Short exercise => Present each line of the entries below that holds the word "name".

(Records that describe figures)

-----

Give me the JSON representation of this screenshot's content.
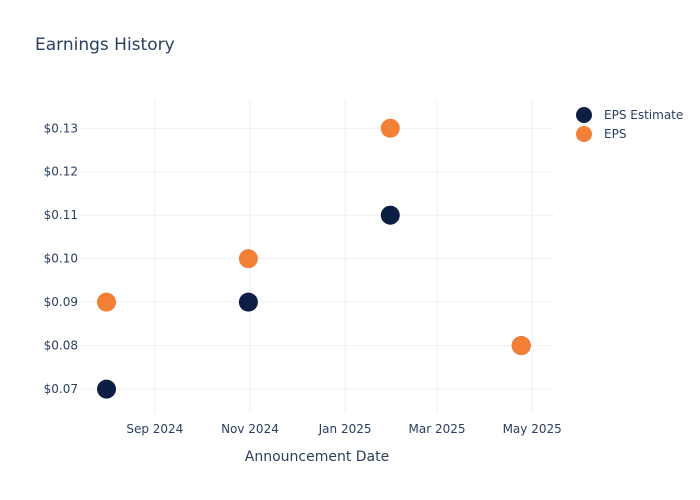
{
  "chart_data": {
    "type": "scatter",
    "title": "Earnings History",
    "xlabel": "Announcement Date",
    "ylabel": "",
    "x_ticks": [
      "Sep 2024",
      "Nov 2024",
      "Jan 2025",
      "Mar 2025",
      "May 2025"
    ],
    "x_tick_dates": [
      "2024-09-01",
      "2024-11-01",
      "2025-01-01",
      "2025-03-01",
      "2025-05-01"
    ],
    "xlim": [
      "2024-07-15",
      "2025-05-15"
    ],
    "y_ticks": [
      "$0.07",
      "$0.08",
      "$0.09",
      "$0.10",
      "$0.11",
      "$0.12",
      "$0.13"
    ],
    "y_tick_values": [
      0.07,
      0.08,
      0.09,
      0.1,
      0.11,
      0.12,
      0.13
    ],
    "ylim": [
      0.0645,
      0.1365
    ],
    "grid": true,
    "legend_position": "top-right",
    "series": [
      {
        "name": "EPS Estimate",
        "color": "#0c1e44",
        "x": [
          "2024-08-01",
          "2024-10-31",
          "2025-01-30",
          "2025-04-24"
        ],
        "y": [
          0.07,
          0.09,
          0.11,
          0.08
        ]
      },
      {
        "name": "EPS",
        "color": "#f47f36",
        "x": [
          "2024-08-01",
          "2024-10-31",
          "2025-01-30",
          "2025-04-24"
        ],
        "y": [
          0.09,
          0.1,
          0.13,
          0.08
        ]
      }
    ]
  }
}
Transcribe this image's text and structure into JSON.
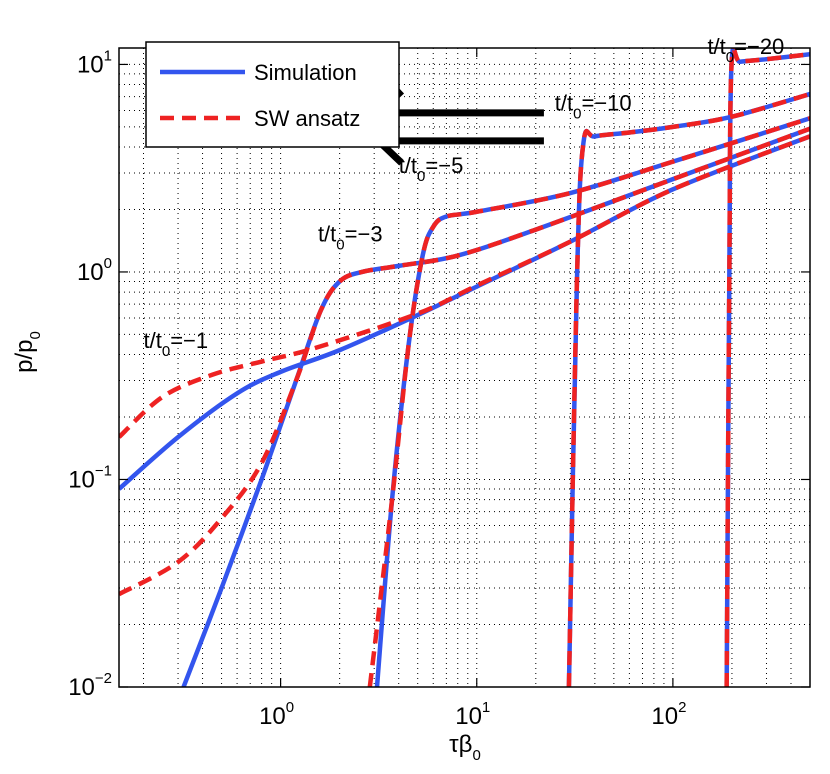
{
  "chart_data": {
    "type": "line",
    "scale": {
      "x": "log",
      "y": "log"
    },
    "xlim": [
      0.15,
      500
    ],
    "ylim": [
      0.01,
      12
    ],
    "xlabel": {
      "base": "τβ",
      "sub": "0"
    },
    "ylabel": {
      "base": "p/p",
      "sub": "0"
    },
    "x_ticks": [
      {
        "value": 1,
        "base": "10",
        "exp": "0"
      },
      {
        "value": 10,
        "base": "10",
        "exp": "1"
      },
      {
        "value": 100,
        "base": "10",
        "exp": "2"
      }
    ],
    "y_ticks": [
      {
        "value": 0.01,
        "base": "10",
        "exp": "−2"
      },
      {
        "value": 0.1,
        "base": "10",
        "exp": "−1"
      },
      {
        "value": 1,
        "base": "10",
        "exp": "0"
      },
      {
        "value": 10,
        "base": "10",
        "exp": "1"
      }
    ],
    "grid": "dotted",
    "legend": {
      "position": "top-left",
      "entries": [
        {
          "label": "Simulation",
          "color": "#3355ee",
          "style": "solid"
        },
        {
          "label": "SW ansatz",
          "color": "#ee2222",
          "style": "dashed"
        }
      ]
    },
    "annotations": [
      {
        "id": "t1",
        "base": "t/t",
        "sub": "0",
        "tail": "=−1",
        "x": 0.2,
        "y": 0.43
      },
      {
        "id": "t3",
        "base": "t/t",
        "sub": "0",
        "tail": "=−3",
        "x": 1.55,
        "y": 1.4
      },
      {
        "id": "t5",
        "base": "t/t",
        "sub": "0",
        "tail": "=−5",
        "x": 4.0,
        "y": 3.0
      },
      {
        "id": "t10",
        "base": "t/t",
        "sub": "0",
        "tail": "=−10",
        "x": 25,
        "y": 6.0
      },
      {
        "id": "t20",
        "base": "t/t",
        "sub": "0",
        "tail": "=−20",
        "x": 150,
        "y": 11.2
      }
    ],
    "arrow": {
      "direction": "left",
      "x_from": 22,
      "x_to": 2.65,
      "y": 5.0
    },
    "series": [
      {
        "name": "Simulation, t/t0=−1",
        "kind": "simulation",
        "x": [
          0.15,
          0.3,
          0.6,
          1.0,
          2,
          5,
          10,
          30,
          100,
          500
        ],
        "y": [
          0.09,
          0.16,
          0.26,
          0.33,
          0.42,
          0.62,
          0.85,
          1.4,
          2.5,
          4.5
        ]
      },
      {
        "name": "SW ansatz, t/t0=−1",
        "kind": "ansatz",
        "x": [
          0.15,
          0.25,
          0.45,
          0.8,
          1.5,
          5,
          10,
          30,
          100,
          500
        ],
        "y": [
          0.16,
          0.25,
          0.32,
          0.37,
          0.43,
          0.63,
          0.86,
          1.4,
          2.5,
          4.5
        ]
      },
      {
        "name": "Simulation, t/t0=−3",
        "kind": "simulation",
        "x": [
          0.32,
          0.5,
          0.8,
          1.2,
          1.6,
          2.0,
          2.6,
          4,
          8,
          20,
          100,
          500
        ],
        "y": [
          0.01,
          0.03,
          0.1,
          0.3,
          0.65,
          0.9,
          1.0,
          1.07,
          1.2,
          1.6,
          2.8,
          4.9
        ]
      },
      {
        "name": "SW ansatz, t/t0=−3",
        "kind": "ansatz",
        "x": [
          0.15,
          0.3,
          0.5,
          0.8,
          1.2,
          1.6,
          2.0,
          2.6,
          4,
          8,
          20,
          100,
          500
        ],
        "y": [
          0.028,
          0.04,
          0.065,
          0.12,
          0.3,
          0.65,
          0.9,
          1.0,
          1.07,
          1.2,
          1.6,
          2.8,
          4.9
        ]
      },
      {
        "name": "Simulation, t/t0=−5",
        "kind": "simulation",
        "x": [
          3.1,
          3.7,
          4.5,
          5.3,
          6.0,
          7.0,
          10,
          30,
          100,
          500
        ],
        "y": [
          0.01,
          0.08,
          0.45,
          1.2,
          1.65,
          1.85,
          1.95,
          2.4,
          3.4,
          5.5
        ]
      },
      {
        "name": "SW ansatz, t/t0=−5",
        "kind": "ansatz",
        "x": [
          2.85,
          3.7,
          4.5,
          5.3,
          6.0,
          7.0,
          10,
          30,
          100,
          500
        ],
        "y": [
          0.01,
          0.08,
          0.45,
          1.2,
          1.65,
          1.85,
          1.95,
          2.4,
          3.4,
          5.5
        ]
      },
      {
        "name": "Simulation, t/t0=−10",
        "kind": "simulation",
        "x": [
          29.5,
          32.5,
          35,
          40,
          60,
          100,
          200,
          500
        ],
        "y": [
          0.01,
          1.0,
          4.2,
          4.5,
          4.7,
          5.0,
          5.6,
          7.2
        ]
      },
      {
        "name": "SW ansatz, t/t0=−10",
        "kind": "ansatz",
        "x": [
          29.5,
          32.5,
          35,
          40,
          60,
          100,
          200,
          500
        ],
        "y": [
          0.01,
          1.0,
          4.2,
          4.5,
          4.7,
          5.0,
          5.6,
          7.2
        ]
      },
      {
        "name": "Simulation, t/t0=−20",
        "kind": "simulation",
        "x": [
          188,
          194,
          199,
          220,
          300,
          500
        ],
        "y": [
          0.01,
          1.0,
          10.0,
          10.3,
          10.6,
          11.2
        ]
      },
      {
        "name": "SW ansatz, t/t0=−20",
        "kind": "ansatz",
        "x": [
          188,
          194,
          199,
          220,
          300,
          500
        ],
        "y": [
          0.01,
          1.0,
          10.0,
          10.3,
          10.6,
          11.2
        ]
      }
    ]
  }
}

-----

Answer to the problem =>
        "name": "EPS Estimate",
        "name": "EPS",
        "name": "Simulation, t/t0=−1",
        "name": "SW ansatz, t/t0=−1",
        "name": "Simulation, t/t0=−3",
        "name": "SW ansatz, t/t0=−3",
        "name": "Simulation, t/t0=−5",
        "name": "SW ansatz, t/t0=−5",
        "name": "Simulation, t/t0=−10",
        "name": "SW ansatz, t/t0=−10",
        "name": "Simulation, t/t0=−20",
        "name": "SW ansatz, t/t0=−20",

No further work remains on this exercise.